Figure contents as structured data
######

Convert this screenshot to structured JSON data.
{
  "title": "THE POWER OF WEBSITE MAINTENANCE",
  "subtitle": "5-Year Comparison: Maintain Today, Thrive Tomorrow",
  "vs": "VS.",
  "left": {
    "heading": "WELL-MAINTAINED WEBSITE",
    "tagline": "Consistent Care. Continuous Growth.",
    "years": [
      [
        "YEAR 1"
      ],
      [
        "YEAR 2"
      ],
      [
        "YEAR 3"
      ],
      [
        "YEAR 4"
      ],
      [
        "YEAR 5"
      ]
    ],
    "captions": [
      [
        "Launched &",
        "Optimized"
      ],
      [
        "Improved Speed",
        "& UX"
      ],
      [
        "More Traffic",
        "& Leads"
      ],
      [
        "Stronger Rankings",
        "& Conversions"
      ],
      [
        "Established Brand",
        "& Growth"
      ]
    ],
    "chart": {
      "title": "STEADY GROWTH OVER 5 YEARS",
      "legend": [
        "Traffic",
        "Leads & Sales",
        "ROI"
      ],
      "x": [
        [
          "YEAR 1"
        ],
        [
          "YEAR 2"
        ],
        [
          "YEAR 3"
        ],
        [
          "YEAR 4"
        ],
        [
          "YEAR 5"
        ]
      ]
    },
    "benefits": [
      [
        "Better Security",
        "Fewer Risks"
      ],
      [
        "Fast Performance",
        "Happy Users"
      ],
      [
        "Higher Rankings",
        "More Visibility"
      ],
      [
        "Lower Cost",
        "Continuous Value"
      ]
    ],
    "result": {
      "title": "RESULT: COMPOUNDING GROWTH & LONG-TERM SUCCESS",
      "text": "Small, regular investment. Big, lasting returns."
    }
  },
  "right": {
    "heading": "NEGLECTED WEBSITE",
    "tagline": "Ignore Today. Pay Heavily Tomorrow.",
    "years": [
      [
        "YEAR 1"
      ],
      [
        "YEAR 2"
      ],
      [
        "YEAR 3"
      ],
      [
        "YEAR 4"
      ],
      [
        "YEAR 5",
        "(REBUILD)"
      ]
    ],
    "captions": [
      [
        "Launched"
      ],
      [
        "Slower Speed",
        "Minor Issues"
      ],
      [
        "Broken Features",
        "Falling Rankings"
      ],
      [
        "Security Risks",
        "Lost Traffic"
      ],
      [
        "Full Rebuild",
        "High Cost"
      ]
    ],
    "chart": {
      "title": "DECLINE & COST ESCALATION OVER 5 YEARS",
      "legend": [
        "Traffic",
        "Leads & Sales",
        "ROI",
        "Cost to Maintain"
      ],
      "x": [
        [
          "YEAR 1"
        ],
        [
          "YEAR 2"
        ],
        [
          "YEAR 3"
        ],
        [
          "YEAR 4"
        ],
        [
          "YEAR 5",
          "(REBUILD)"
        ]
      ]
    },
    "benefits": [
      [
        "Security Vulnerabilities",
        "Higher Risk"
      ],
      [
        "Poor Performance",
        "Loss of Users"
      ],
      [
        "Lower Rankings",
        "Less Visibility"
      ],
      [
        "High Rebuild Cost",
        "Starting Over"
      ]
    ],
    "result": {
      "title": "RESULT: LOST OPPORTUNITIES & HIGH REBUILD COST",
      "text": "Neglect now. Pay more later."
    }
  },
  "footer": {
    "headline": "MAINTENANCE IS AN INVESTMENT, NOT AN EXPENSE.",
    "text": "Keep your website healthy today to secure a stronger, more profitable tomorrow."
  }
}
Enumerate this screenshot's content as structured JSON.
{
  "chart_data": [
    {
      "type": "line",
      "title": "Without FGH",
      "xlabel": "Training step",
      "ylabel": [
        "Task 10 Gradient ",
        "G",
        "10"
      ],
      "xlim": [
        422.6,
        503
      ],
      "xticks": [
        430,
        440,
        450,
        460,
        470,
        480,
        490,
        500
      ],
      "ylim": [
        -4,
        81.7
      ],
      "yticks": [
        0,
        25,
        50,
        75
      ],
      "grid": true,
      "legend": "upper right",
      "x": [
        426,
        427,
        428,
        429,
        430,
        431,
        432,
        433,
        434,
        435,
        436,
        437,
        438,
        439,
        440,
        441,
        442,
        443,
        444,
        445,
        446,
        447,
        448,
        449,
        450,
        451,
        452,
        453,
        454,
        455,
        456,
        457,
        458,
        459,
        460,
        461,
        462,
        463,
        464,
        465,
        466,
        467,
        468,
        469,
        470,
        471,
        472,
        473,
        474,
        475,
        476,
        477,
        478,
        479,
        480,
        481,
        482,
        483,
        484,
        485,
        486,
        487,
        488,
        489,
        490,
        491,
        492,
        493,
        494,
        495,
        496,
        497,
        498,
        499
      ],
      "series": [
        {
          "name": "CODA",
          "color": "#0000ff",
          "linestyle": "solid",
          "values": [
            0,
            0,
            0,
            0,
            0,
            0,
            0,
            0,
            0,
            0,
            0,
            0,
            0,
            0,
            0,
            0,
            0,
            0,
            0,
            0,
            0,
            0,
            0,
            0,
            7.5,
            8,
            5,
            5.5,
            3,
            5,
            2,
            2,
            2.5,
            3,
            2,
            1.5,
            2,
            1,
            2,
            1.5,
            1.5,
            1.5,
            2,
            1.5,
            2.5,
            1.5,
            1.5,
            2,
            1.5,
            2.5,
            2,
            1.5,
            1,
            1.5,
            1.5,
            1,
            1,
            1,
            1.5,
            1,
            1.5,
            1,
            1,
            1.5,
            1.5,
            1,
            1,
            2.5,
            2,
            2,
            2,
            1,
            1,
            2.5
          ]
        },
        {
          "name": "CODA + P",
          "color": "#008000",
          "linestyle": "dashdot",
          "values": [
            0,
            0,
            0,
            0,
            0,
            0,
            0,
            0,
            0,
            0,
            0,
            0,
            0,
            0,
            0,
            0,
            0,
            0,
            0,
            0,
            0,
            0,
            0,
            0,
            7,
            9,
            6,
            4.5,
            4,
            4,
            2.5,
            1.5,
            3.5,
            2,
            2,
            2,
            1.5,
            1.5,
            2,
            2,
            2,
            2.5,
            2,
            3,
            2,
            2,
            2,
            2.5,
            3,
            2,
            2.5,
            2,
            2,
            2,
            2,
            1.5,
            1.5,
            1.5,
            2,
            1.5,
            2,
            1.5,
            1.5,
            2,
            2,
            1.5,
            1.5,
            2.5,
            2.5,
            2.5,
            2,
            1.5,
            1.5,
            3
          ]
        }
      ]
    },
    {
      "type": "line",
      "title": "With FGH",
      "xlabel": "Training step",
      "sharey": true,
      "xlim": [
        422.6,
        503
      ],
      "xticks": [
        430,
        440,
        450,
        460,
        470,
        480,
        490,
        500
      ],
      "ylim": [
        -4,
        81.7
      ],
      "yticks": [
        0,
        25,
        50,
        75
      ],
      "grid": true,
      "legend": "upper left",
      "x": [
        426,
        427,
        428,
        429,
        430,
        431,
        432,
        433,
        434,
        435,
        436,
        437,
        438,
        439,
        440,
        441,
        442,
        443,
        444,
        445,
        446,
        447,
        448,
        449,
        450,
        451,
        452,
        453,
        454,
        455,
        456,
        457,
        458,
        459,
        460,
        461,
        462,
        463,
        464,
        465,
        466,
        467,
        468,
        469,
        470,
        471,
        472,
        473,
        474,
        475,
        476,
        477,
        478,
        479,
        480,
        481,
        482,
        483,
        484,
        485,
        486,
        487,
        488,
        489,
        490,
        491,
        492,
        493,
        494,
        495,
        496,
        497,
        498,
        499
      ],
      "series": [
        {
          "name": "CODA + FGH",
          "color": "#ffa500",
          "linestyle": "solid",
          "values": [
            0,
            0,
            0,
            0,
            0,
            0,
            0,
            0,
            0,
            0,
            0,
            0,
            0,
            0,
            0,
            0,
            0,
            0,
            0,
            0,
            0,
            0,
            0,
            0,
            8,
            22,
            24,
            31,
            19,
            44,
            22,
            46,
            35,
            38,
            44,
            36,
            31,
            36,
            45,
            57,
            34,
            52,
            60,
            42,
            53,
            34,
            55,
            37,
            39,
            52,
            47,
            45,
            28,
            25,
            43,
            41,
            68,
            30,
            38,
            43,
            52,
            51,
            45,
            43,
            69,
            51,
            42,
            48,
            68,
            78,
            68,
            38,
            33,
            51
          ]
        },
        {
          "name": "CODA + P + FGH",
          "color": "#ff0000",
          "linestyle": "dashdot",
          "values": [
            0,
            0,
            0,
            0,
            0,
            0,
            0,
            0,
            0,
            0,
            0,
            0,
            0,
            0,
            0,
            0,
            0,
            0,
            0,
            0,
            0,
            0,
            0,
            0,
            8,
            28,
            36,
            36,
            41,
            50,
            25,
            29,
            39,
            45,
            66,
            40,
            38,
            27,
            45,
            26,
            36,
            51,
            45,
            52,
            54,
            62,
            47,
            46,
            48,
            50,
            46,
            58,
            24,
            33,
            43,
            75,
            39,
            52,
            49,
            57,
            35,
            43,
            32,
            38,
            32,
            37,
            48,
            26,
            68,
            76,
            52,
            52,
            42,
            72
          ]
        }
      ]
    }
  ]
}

######

Directions for this task: List all lines above in which the string "Performance" appears.

Solution below:
        "Fast Performance",
        "Poor Performance",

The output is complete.